What to produce:
Each entry below should be echoed exactly, with pictures omitted.

Extracted information:
__________________________________________________

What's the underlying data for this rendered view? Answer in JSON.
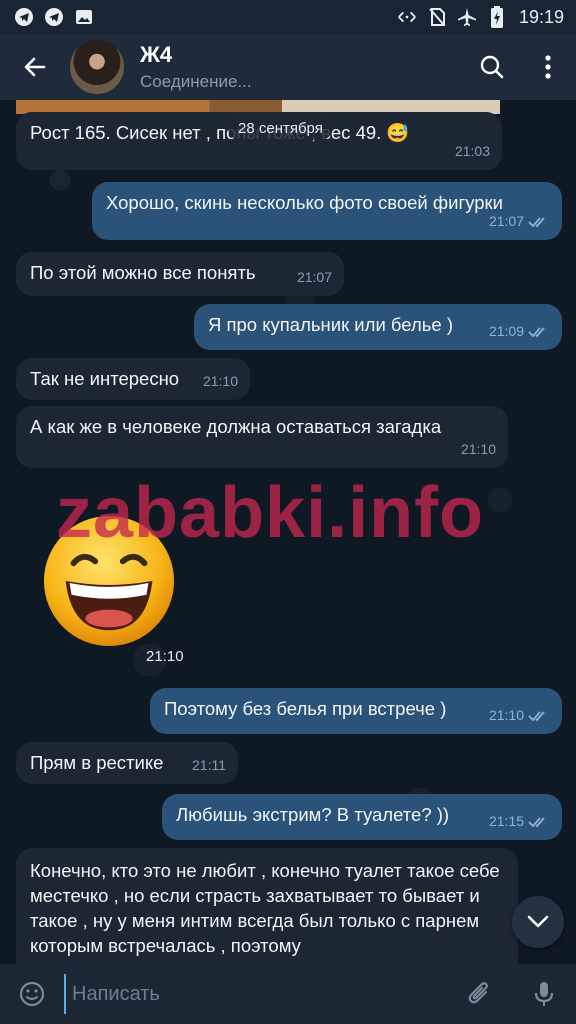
{
  "status_bar": {
    "time": "19:19",
    "left_icons": [
      "telegram-icon",
      "telegram-icon",
      "image-icon"
    ],
    "right_icons": [
      "data-saver-icon",
      "no-sim-icon",
      "airplane-icon",
      "battery-charging-icon"
    ]
  },
  "header": {
    "title": "Ж4",
    "status": "Соединение..."
  },
  "chat": {
    "date_label": "28 сентября",
    "messages": [
      {
        "dir": "in",
        "text": "Рост 165. Сисек нет , попы тоже , вес 49. 😅",
        "time": "21:03"
      },
      {
        "dir": "out",
        "text": "Хорошо, скинь несколько фото своей фигурки",
        "time": "21:07"
      },
      {
        "dir": "in",
        "text": "По этой можно все понять",
        "time": "21:07"
      },
      {
        "dir": "out",
        "text": "Я про купальник или белье )",
        "time": "21:09"
      },
      {
        "dir": "in",
        "text": "Так не интересно",
        "time": "21:10"
      },
      {
        "dir": "in",
        "text": "А как же в человеке должна оставаться загадка",
        "time": "21:10"
      },
      {
        "dir": "out",
        "text": "Поэтому без белья при встрече )",
        "time": "21:10"
      },
      {
        "dir": "in",
        "text": "Прям в рестике",
        "time": "21:11"
      },
      {
        "dir": "out",
        "text": "Любишь экстрим? В туалете? ))",
        "time": "21:15"
      },
      {
        "dir": "in",
        "text": "Конечно, кто это не любит , конечно туалет такое себе местечко , но если страсть захватывает то бывает и такое , ну у меня интим всегда был только с парнем которым встречалась , поэтому",
        "time": ""
      }
    ],
    "sticker": {
      "emoji": "laughing-face-sticker",
      "time": "21:10"
    },
    "watermark": "zababki.info"
  },
  "composer": {
    "placeholder": "Написать"
  },
  "colors": {
    "background": "#0e1621",
    "incoming_bubble": "#1d2733",
    "outgoing_bubble": "#2b5278",
    "accent": "#5ea9e8"
  }
}
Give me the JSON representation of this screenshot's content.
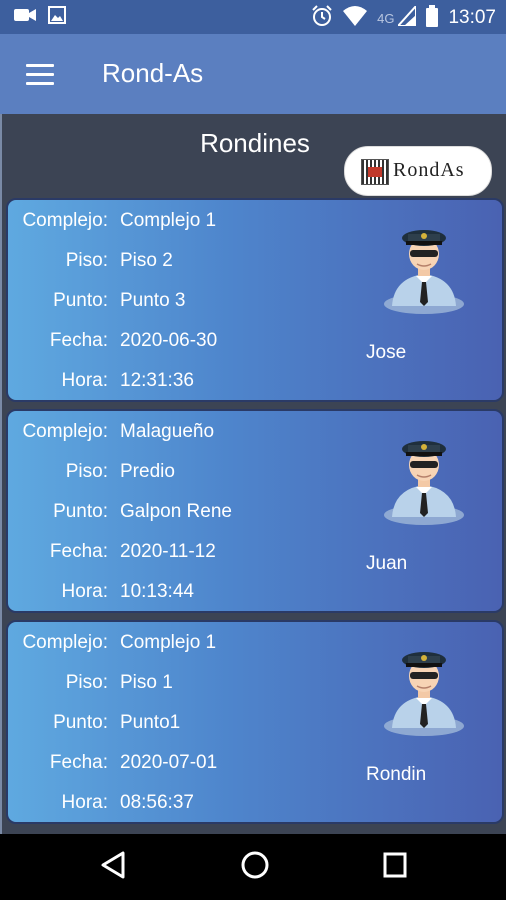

__________________________________________________

Response to the exercise:
What's the underlying data for this rendered view? Answer in JSON.
{
  "status_bar": {
    "time": "19:19",
    "left_icons": [
      "telegram-icon",
      "telegram-icon",
      "image-icon"
    ],
    "right_icons": [
      "data-saver-icon",
      "no-sim-icon",
      "airplane-icon",
      "battery-charging-icon"
    ]
  },
  "header": {
    "title": "Ж4",
    "status": "Соединение..."
  },
  "chat": {
    "date_label": "28 сентября",
    "messages": [
      {
        "dir": "in",
        "text": "Рост 165. Сисек нет , попы тоже , вес 49. 😅",
        "time": "21:03"
      },
      {
        "dir": "out",
        "text": "Хорошо, скинь несколько фото своей фигурки",
        "time": "21:07"
      },
      {
        "dir": "in",
        "text": "По этой можно все понять",
        "time": "21:07"
      },
      {
        "dir": "out",
        "text": "Я про купальник или белье )",
        "time": "21:09"
      },
      {
        "dir": "in",
        "text": "Так не интересно",
        "time": "21:10"
      },
      {
        "dir": "in",
        "text": "А как же в человеке должна оставаться загадка",
        "time": "21:10"
      },
      {
        "dir": "out",
        "text": "Поэтому без белья при встрече )",
        "time": "21:10"
      },
      {
        "dir": "in",
        "text": "Прям в рестике",
        "time": "21:11"
      },
      {
        "dir": "out",
        "text": "Любишь экстрим? В туалете? ))",
        "time": "21:15"
      },
      {
        "dir": "in",
        "text": "Конечно, кто это не любит , конечно туалет такое себе местечко , но если страсть захватывает то бывает и такое , ну у меня интим всегда был только с парнем которым встречалась , поэтому",
        "time": ""
      }
    ],
    "sticker": {
      "emoji": "laughing-face-sticker",
      "time": "21:10"
    },
    "watermark": "zababki.info"
  },
  "composer": {
    "placeholder": "Написать"
  },
  "colors": {
    "background": "#0e1621",
    "incoming_bubble": "#1d2733",
    "outgoing_bubble": "#2b5278",
    "accent": "#5ea9e8"
  }
}
Give me the JSON representation of this screenshot's content.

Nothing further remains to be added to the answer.